Repeat the material verbatim. Images are excluded from the copy.

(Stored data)
───
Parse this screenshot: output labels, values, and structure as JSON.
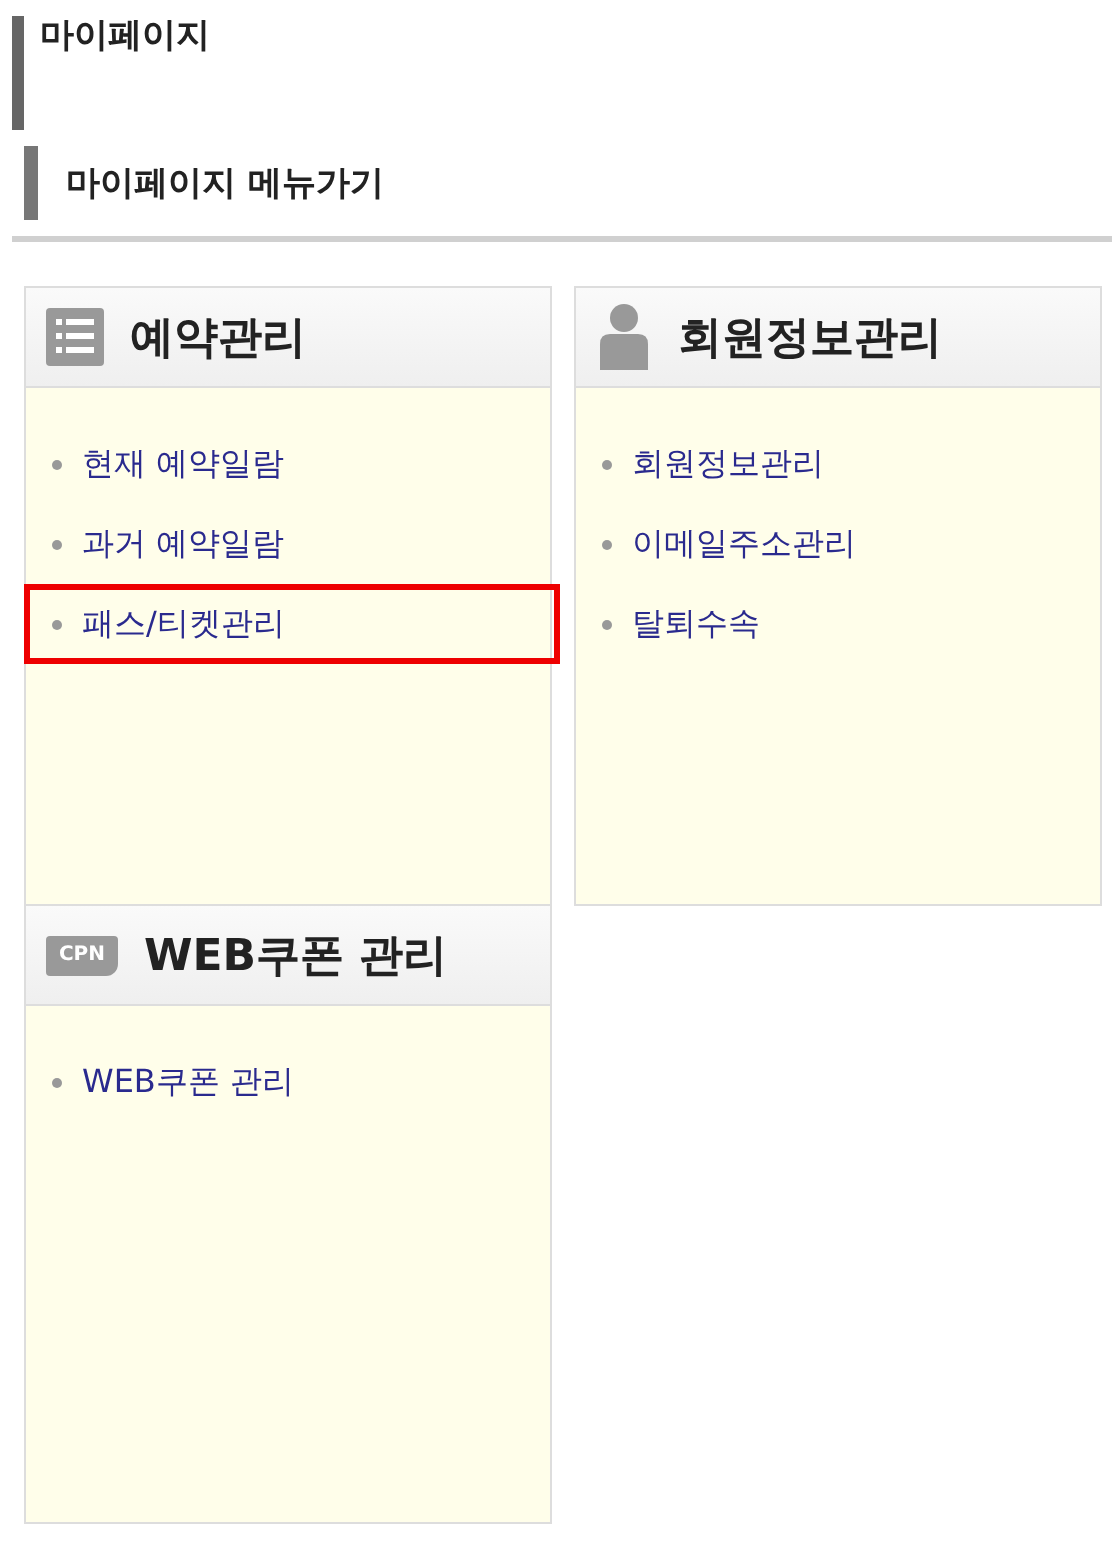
{
  "page_title": "마이페이지",
  "section_title": "마이페이지 메뉴가기",
  "cards": [
    {
      "title": "예약관리",
      "kind": "list",
      "items": [
        {
          "label": "현재 예약일람",
          "highlighted": false
        },
        {
          "label": "과거 예약일람",
          "highlighted": false
        },
        {
          "label": "패스/티켓관리",
          "highlighted": true
        }
      ]
    },
    {
      "title": "회원정보관리",
      "kind": "person",
      "items": [
        {
          "label": "회원정보관리",
          "highlighted": false
        },
        {
          "label": "이메일주소관리",
          "highlighted": false
        },
        {
          "label": "탈퇴수속",
          "highlighted": false
        }
      ]
    },
    {
      "title": "WEB쿠폰 관리",
      "kind": "coupon",
      "icon_text": "CPN",
      "items": [
        {
          "label": "WEB쿠폰 관리",
          "highlighted": false
        }
      ]
    }
  ]
}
───
(Solution for this problem)
Parse this screenshot: output labels, values, and structure as JSON.
{
  "page_title": "마이페이지",
  "section_title": "마이페이지 메뉴가기",
  "cards": [
    {
      "title": "예약관리",
      "kind": "list",
      "items": [
        {
          "label": "현재 예약일람",
          "highlighted": false
        },
        {
          "label": "과거 예약일람",
          "highlighted": false
        },
        {
          "label": "패스/티켓관리",
          "highlighted": true
        }
      ]
    },
    {
      "title": "회원정보관리",
      "kind": "person",
      "items": [
        {
          "label": "회원정보관리",
          "highlighted": false
        },
        {
          "label": "이메일주소관리",
          "highlighted": false
        },
        {
          "label": "탈퇴수속",
          "highlighted": false
        }
      ]
    },
    {
      "title": "WEB쿠폰 관리",
      "kind": "coupon",
      "icon_text": "CPN",
      "items": [
        {
          "label": "WEB쿠폰 관리",
          "highlighted": false
        }
      ]
    }
  ]
}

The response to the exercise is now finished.